_Exercise:_ All of the lines below are to be printed again exactly; images are excluded from the output.

_Data to process:_

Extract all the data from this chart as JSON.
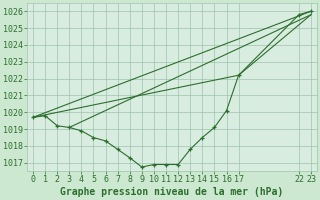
{
  "background_color": "#cce8d0",
  "plot_bg_color": "#d8ede0",
  "grid_color": "#9dc4ad",
  "line_color": "#2d6e2d",
  "ylim": [
    1016.5,
    1026.5
  ],
  "yticks": [
    1017,
    1018,
    1019,
    1020,
    1021,
    1022,
    1023,
    1024,
    1025,
    1026
  ],
  "xtick_positions": [
    0,
    1,
    2,
    3,
    4,
    5,
    6,
    7,
    8,
    9,
    10,
    11,
    12,
    13,
    14,
    15,
    16,
    17,
    22,
    23
  ],
  "xtick_labels": [
    "0",
    "1",
    "2",
    "3",
    "4",
    "5",
    "6",
    "7",
    "8",
    "9",
    "10",
    "11",
    "12",
    "13",
    "14",
    "15",
    "16",
    "17",
    "22",
    "23"
  ],
  "series1_x": [
    0,
    1,
    2,
    3,
    4,
    5,
    6,
    7,
    8,
    9,
    10,
    11,
    12,
    13,
    14,
    15,
    16,
    17,
    22,
    23
  ],
  "series1_y": [
    1019.7,
    1019.8,
    1019.2,
    1019.1,
    1018.9,
    1018.5,
    1018.3,
    1017.8,
    1017.3,
    1016.75,
    1016.9,
    1016.9,
    1016.9,
    1017.8,
    1018.5,
    1019.1,
    1020.1,
    1022.2,
    1025.8,
    1026.0
  ],
  "line2_x": [
    0,
    23
  ],
  "line2_y": [
    1019.7,
    1026.0
  ],
  "line3_x": [
    3,
    23
  ],
  "line3_y": [
    1019.1,
    1025.8
  ],
  "line4_x": [
    0,
    17,
    23
  ],
  "line4_y": [
    1019.7,
    1022.2,
    1025.8
  ],
  "font_color": "#2d6e2d",
  "font_size_ticks": 6.0,
  "font_size_xlabel": 7.0
}
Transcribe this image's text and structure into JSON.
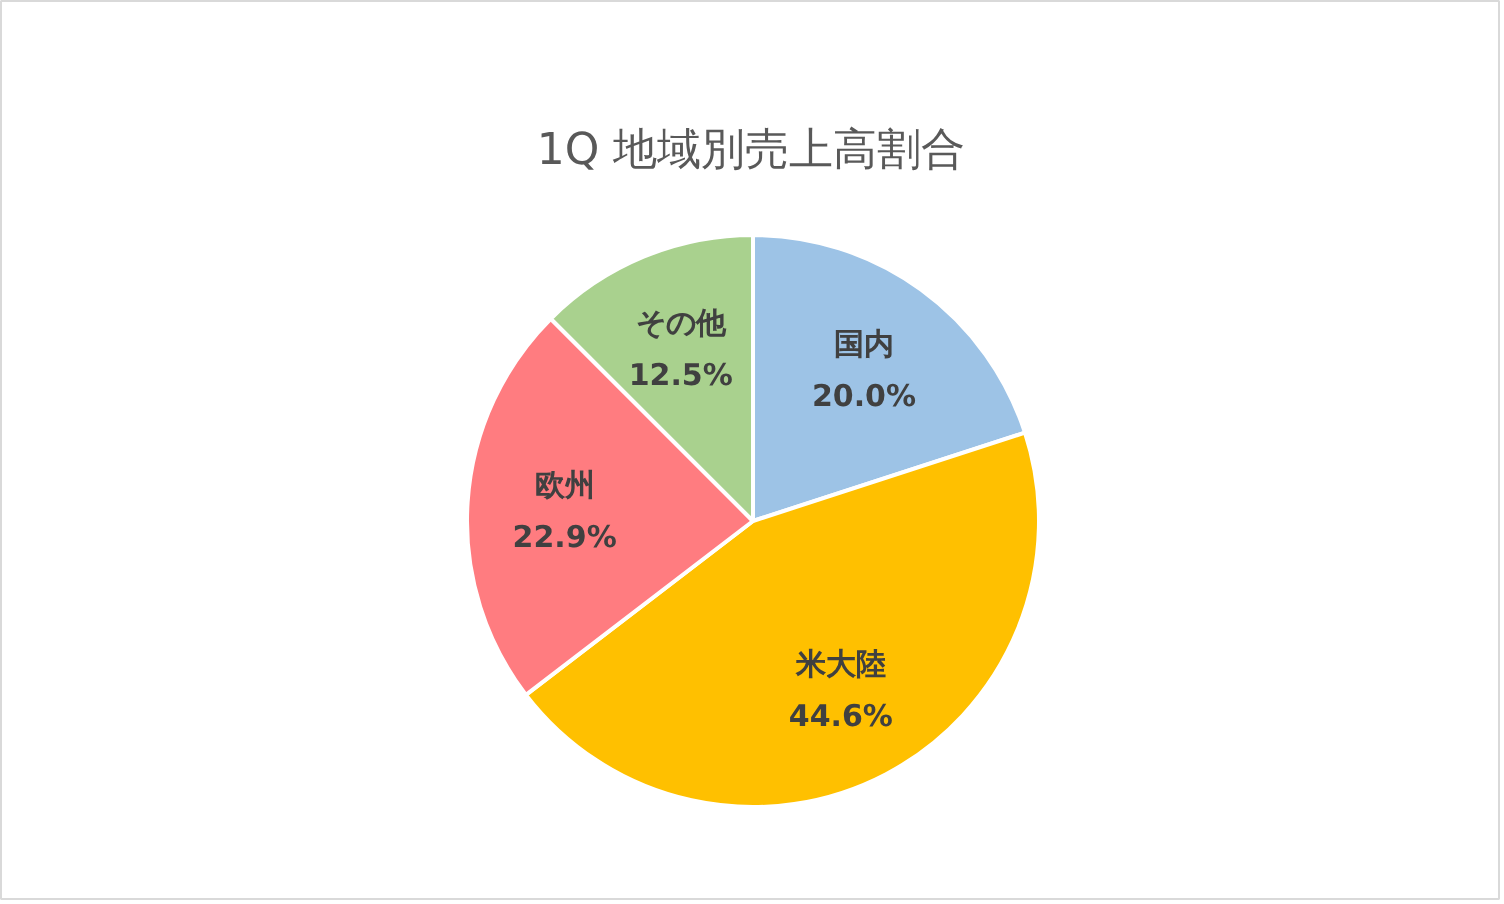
{
  "chart_data": {
    "type": "pie",
    "title": "1Q 地域別売上高割合",
    "categories": [
      "国内",
      "米大陸",
      "欧州",
      "その他"
    ],
    "values": [
      20.0,
      44.6,
      22.9,
      12.5
    ],
    "colors": [
      "#9dc3e6",
      "#ffc000",
      "#ff7c80",
      "#a9d18e"
    ],
    "value_labels": [
      "20.0%",
      "44.6%",
      "22.9%",
      "12.5%"
    ]
  }
}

_Completed exercise:_
Extract all the data from this chart as JSON.
{
  "background_color": "#cce8d0",
  "plot_bg_color": "#d8ede0",
  "grid_color": "#9dc4ad",
  "line_color": "#2d6e2d",
  "ylim": [
    1016.5,
    1026.5
  ],
  "yticks": [
    1017,
    1018,
    1019,
    1020,
    1021,
    1022,
    1023,
    1024,
    1025,
    1026
  ],
  "xtick_positions": [
    0,
    1,
    2,
    3,
    4,
    5,
    6,
    7,
    8,
    9,
    10,
    11,
    12,
    13,
    14,
    15,
    16,
    17,
    22,
    23
  ],
  "xtick_labels": [
    "0",
    "1",
    "2",
    "3",
    "4",
    "5",
    "6",
    "7",
    "8",
    "9",
    "10",
    "11",
    "12",
    "13",
    "14",
    "15",
    "16",
    "17",
    "22",
    "23"
  ],
  "series1_x": [
    0,
    1,
    2,
    3,
    4,
    5,
    6,
    7,
    8,
    9,
    10,
    11,
    12,
    13,
    14,
    15,
    16,
    17,
    22,
    23
  ],
  "series1_y": [
    1019.7,
    1019.8,
    1019.2,
    1019.1,
    1018.9,
    1018.5,
    1018.3,
    1017.8,
    1017.3,
    1016.75,
    1016.9,
    1016.9,
    1016.9,
    1017.8,
    1018.5,
    1019.1,
    1020.1,
    1022.2,
    1025.8,
    1026.0
  ],
  "line2_x": [
    0,
    23
  ],
  "line2_y": [
    1019.7,
    1026.0
  ],
  "line3_x": [
    3,
    23
  ],
  "line3_y": [
    1019.1,
    1025.8
  ],
  "line4_x": [
    0,
    17,
    23
  ],
  "line4_y": [
    1019.7,
    1022.2,
    1025.8
  ],
  "font_color": "#2d6e2d",
  "font_size_ticks": 6.0,
  "font_size_xlabel": 7.0
}
Transcribe this image's text and structure into JSON.
{
  "chart_data": {
    "type": "pie",
    "title": "1Q 地域別売上高割合",
    "categories": [
      "国内",
      "米大陸",
      "欧州",
      "その他"
    ],
    "values": [
      20.0,
      44.6,
      22.9,
      12.5
    ],
    "colors": [
      "#9dc3e6",
      "#ffc000",
      "#ff7c80",
      "#a9d18e"
    ],
    "value_labels": [
      "20.0%",
      "44.6%",
      "22.9%",
      "12.5%"
    ]
  }
}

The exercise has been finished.